Extract every entry word for word.

- DATA ROWS
------

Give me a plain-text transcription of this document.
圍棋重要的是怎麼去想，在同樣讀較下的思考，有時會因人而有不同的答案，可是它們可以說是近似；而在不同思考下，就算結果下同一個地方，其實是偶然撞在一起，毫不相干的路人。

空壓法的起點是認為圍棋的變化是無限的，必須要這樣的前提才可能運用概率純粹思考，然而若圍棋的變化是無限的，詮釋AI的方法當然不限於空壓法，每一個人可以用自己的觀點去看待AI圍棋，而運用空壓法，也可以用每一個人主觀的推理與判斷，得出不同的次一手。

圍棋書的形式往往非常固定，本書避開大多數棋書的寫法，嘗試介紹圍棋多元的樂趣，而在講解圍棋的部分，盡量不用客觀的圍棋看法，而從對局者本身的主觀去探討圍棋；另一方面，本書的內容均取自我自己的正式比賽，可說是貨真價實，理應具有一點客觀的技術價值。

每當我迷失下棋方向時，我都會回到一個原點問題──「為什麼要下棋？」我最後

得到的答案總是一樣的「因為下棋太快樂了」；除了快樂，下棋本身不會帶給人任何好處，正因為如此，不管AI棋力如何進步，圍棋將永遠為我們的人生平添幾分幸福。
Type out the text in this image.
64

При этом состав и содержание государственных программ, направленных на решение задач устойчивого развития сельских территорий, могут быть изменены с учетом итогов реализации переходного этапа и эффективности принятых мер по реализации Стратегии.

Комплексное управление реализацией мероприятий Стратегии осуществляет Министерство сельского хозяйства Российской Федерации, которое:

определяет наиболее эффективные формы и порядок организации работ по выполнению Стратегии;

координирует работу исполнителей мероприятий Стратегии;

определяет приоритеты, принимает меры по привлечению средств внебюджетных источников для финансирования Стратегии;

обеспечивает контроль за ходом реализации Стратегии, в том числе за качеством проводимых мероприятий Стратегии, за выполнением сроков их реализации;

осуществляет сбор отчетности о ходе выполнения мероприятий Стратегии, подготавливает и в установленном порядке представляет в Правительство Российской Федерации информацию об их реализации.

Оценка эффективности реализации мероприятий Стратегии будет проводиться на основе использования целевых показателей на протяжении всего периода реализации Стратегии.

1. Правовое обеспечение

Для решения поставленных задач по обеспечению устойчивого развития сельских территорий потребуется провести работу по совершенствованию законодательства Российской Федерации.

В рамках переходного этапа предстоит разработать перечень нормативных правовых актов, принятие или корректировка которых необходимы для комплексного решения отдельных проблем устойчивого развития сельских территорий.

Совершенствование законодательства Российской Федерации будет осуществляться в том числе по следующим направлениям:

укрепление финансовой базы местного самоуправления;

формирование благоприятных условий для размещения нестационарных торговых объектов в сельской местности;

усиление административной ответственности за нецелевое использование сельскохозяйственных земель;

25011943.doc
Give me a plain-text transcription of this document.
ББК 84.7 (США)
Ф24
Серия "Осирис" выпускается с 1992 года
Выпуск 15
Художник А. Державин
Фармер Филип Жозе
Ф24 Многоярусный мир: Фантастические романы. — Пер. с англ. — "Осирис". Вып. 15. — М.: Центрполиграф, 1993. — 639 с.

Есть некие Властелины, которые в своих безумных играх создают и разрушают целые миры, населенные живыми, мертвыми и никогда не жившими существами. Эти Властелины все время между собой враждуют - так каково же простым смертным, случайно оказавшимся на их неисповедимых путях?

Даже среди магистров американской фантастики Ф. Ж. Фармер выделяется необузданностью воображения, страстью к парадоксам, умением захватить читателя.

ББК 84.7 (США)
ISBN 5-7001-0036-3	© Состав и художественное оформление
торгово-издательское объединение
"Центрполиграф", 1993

------

- SOLUTION
Give me a plain-text transcription of this document.
圍棋重要的是怎麼去想，在同樣讀較下的思考，有時會因人而有不同的答案，可是它們可以說是近似；而在不同思考下，就算結果下同一個地方，其實是偶然撞在一起，毫不相干的路人。

空壓法的起點是認為圍棋的變化是無限的，必須要這樣的前提才可能運用概率純粹思考，然而若圍棋的變化是無限的，詮釋AI的方法當然不限於空壓法，每一個人可以用自己的觀點去看待AI圍棋，而運用空壓法，也可以用每一個人主觀的推理與判斷，得出不同的次一手。

圍棋書的形式往往非常固定，本書避開大多數棋書的寫法，嘗試介紹圍棋多元的樂趣，而在講解圍棋的部分，盡量不用客觀的圍棋看法，而從對局者本身的主觀去探討圍棋；另一方面，本書的內容均取自我自己的正式比賽，可說是貨真價實，理應具有一點客觀的技術價值。

每當我迷失下棋方向時，我都會回到一個原點問題──「為什麼要下棋？」我最後

得到的答案總是一樣的「因為下棋太快樂了」；除了快樂，下棋本身不會帶給人任何好處，正因為如此，不管AI棋力如何進步，圍棋將永遠為我們的人生平添幾分幸福。
Type out the text in this image.
64

При этом состав и содержание государственных программ, направленных на решение задач устойчивого развития сельских территорий, могут быть изменены с учетом итогов реализации переходного этапа и эффективности принятых мер по реализации Стратегии.

Комплексное управление реализацией мероприятий Стратегии осуществляет Министерство сельского хозяйства Российской Федерации, которое:

определяет наиболее эффективные формы и порядок организации работ по выполнению Стратегии;

координирует работу исполнителей мероприятий Стратегии;

определяет приоритеты, принимает меры по привлечению средств внебюджетных источников для финансирования Стратегии;

обеспечивает контроль за ходом реализации Стратегии, в том числе за качеством проводимых мероприятий Стратегии, за выполнением сроков их реализации;

осуществляет сбор отчетности о ходе выполнения мероприятий Стратегии, подготавливает и в установленном порядке представляет в Правительство Российской Федерации информацию об их реализации.

Оценка эффективности реализации мероприятий Стратегии будет проводиться на основе использования целевых показателей на протяжении всего периода реализации Стратегии.

1. Правовое обеспечение

Для решения поставленных задач по обеспечению устойчивого развития сельских территорий потребуется провести работу по совершенствованию законодательства Российской Федерации.

В рамках переходного этапа предстоит разработать перечень нормативных правовых актов, принятие или корректировка которых необходимы для комплексного решения отдельных проблем устойчивого развития сельских территорий.

Совершенствование законодательства Российской Федерации будет осуществляться в том числе по следующим направлениям:

укрепление финансовой базы местного самоуправления;

формирование благоприятных условий для размещения нестационарных торговых объектов в сельской местности;

усиление административной ответственности за нецелевое использование сельскохозяйственных земель;

25011943.doc
Give me a plain-text transcription of this document.
ББК 84.7 (США)
Ф24
Серия "Осирис" выпускается с 1992 года
Выпуск 15
Художник А. Державин
Фармер Филип Жозе
Ф24 Многоярусный мир: Фантастические романы. — Пер. с англ. — "Осирис". Вып. 15. — М.: Центрполиграф, 1993. — 639 с.

Есть некие Властелины, которые в своих безумных играх создают и разрушают целые миры, населенные живыми, мертвыми и никогда не жившими существами. Эти Властелины все время между собой враждуют - так каково же простым смертным, случайно оказавшимся на их неисповедимых путях?

Даже среди магистров американской фантастики Ф. Ж. Фармер выделяется необузданностью воображения, страстью к парадоксам, умением захватить читателя.

ББК 84.7 (США)
ISBN 5-7001-0036-3	© Состав и художественное оформление
торгово-издательское объединение
"Центрполиграф", 1993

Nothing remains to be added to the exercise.